Figure content listings
** Start **

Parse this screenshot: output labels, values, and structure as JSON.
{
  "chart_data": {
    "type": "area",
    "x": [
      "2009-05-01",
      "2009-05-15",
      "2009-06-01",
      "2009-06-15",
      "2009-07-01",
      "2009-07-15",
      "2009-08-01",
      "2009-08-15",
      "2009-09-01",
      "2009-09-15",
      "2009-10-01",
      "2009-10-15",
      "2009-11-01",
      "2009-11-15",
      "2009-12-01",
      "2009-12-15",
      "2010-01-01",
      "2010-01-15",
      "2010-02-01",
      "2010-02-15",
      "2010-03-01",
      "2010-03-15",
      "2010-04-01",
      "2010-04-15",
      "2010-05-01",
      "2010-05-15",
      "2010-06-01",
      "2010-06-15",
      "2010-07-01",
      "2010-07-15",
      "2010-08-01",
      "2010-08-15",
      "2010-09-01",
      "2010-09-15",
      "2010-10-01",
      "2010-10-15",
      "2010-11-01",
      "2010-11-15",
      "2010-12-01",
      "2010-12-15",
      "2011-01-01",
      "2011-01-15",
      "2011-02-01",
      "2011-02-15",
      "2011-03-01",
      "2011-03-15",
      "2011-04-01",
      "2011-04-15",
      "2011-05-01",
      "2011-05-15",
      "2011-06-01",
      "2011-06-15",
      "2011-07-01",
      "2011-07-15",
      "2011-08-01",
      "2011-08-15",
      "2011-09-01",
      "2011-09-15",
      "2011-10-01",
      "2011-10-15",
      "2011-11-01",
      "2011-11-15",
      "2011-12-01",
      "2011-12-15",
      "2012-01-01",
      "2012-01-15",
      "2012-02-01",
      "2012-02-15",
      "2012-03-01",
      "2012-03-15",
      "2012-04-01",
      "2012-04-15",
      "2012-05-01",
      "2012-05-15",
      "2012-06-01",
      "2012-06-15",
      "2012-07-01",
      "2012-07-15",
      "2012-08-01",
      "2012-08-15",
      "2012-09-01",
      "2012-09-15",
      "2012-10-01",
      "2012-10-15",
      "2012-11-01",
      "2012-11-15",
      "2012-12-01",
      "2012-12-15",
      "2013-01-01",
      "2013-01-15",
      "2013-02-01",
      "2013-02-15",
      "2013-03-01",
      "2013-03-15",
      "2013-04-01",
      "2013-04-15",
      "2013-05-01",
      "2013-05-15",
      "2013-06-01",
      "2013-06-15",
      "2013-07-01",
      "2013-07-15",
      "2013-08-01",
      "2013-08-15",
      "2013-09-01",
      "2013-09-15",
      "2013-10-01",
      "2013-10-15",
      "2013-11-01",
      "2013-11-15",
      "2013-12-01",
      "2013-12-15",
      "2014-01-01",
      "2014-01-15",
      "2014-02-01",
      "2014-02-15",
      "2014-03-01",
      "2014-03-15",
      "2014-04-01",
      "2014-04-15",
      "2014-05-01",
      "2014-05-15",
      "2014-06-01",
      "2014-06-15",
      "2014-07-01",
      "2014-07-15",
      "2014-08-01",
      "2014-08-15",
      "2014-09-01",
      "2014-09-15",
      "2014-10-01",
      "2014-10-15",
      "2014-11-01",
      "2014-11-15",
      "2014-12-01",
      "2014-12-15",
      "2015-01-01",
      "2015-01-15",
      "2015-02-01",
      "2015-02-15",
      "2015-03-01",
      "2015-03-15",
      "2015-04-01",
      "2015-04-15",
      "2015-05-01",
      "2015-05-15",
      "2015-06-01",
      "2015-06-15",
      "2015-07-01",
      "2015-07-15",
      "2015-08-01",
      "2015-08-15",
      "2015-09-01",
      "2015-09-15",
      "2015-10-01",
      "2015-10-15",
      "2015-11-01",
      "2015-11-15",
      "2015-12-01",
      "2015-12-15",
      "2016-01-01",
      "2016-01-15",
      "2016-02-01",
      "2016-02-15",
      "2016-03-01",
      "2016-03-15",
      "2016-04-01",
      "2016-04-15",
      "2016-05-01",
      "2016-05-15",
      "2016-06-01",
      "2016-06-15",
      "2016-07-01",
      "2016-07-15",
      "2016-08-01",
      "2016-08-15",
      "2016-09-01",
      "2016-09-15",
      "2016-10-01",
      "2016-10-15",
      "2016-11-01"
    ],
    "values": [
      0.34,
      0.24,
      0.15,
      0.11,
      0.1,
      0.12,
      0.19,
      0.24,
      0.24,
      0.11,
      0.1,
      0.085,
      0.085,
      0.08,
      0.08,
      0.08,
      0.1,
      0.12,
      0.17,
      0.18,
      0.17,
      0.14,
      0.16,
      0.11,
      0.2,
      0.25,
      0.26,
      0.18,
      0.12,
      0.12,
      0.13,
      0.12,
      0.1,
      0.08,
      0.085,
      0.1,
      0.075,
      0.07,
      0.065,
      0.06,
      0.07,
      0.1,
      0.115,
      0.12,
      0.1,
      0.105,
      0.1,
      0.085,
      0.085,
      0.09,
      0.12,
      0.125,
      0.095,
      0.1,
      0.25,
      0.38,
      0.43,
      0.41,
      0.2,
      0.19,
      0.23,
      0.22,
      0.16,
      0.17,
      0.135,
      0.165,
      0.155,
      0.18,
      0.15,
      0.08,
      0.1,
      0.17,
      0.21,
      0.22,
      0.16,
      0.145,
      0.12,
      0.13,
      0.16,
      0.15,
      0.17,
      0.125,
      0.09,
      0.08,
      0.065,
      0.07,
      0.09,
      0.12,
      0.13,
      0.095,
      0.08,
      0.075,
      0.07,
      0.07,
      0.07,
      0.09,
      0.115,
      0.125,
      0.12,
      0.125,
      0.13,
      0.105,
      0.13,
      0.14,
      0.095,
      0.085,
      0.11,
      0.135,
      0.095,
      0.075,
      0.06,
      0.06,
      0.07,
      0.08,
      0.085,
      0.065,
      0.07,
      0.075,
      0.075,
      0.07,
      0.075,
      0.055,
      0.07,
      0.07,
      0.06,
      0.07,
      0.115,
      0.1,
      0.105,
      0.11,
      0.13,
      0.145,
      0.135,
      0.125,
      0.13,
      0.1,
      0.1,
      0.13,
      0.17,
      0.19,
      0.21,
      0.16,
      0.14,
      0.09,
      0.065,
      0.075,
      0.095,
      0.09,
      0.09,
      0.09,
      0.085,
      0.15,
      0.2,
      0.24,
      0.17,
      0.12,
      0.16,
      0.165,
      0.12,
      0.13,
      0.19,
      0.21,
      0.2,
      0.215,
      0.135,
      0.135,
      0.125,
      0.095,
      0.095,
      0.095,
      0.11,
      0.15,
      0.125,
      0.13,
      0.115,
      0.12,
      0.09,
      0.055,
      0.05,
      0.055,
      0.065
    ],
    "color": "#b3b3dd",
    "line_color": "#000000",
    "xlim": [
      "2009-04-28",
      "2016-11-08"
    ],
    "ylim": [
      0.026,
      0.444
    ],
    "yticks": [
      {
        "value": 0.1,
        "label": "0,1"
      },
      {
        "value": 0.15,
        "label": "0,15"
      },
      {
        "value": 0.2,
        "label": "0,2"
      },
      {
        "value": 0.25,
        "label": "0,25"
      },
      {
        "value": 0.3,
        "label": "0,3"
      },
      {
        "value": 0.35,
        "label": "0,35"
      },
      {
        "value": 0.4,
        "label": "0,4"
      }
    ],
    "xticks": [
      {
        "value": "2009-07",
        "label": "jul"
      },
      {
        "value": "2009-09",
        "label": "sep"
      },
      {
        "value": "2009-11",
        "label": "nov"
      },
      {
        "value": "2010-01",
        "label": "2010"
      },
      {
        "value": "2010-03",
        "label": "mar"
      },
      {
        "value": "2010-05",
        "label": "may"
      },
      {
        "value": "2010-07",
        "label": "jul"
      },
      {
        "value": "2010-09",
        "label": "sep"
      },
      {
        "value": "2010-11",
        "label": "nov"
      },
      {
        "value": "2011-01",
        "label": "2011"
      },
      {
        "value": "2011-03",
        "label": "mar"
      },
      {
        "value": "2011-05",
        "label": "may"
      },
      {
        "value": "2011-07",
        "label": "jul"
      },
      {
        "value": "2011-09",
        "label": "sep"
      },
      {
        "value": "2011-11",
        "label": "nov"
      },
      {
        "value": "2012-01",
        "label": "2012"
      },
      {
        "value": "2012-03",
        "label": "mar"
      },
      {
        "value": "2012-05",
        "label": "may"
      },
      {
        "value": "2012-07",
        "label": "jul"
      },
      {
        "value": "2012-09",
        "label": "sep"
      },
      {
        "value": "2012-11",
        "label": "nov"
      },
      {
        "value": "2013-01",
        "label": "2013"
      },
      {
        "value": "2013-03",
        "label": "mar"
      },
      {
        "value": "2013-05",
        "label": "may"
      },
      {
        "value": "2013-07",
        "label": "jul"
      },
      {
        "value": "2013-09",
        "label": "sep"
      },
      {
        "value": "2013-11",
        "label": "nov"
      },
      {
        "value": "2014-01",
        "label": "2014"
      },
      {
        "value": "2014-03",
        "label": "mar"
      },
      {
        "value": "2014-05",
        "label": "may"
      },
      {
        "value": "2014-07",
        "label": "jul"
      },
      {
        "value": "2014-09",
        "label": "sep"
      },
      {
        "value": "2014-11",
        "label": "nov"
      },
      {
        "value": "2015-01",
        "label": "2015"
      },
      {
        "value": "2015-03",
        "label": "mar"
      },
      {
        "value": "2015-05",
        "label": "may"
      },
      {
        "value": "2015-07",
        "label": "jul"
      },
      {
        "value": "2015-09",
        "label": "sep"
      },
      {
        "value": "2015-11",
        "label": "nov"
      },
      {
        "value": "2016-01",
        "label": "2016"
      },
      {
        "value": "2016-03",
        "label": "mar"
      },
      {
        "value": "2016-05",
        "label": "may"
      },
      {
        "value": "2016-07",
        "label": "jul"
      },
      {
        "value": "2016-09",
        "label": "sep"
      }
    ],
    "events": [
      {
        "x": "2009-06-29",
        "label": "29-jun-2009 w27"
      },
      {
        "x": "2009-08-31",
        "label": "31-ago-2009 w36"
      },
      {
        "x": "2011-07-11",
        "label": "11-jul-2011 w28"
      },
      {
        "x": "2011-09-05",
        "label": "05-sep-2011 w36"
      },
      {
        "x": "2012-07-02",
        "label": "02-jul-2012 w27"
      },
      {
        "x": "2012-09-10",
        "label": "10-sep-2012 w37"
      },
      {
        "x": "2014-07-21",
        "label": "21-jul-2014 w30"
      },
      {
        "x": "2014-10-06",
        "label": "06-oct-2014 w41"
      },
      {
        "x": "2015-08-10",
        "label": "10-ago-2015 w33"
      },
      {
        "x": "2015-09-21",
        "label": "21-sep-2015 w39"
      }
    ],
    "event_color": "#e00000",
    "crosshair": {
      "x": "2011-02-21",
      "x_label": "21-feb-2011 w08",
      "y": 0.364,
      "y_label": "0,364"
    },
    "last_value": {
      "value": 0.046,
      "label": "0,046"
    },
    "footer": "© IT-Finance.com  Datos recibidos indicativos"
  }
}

** End **

Stated exercise – Pull every line holding "values" out of the records.

The completed task –
Parse this screenshot: output labels, values, and structure as JSON.
    "values": [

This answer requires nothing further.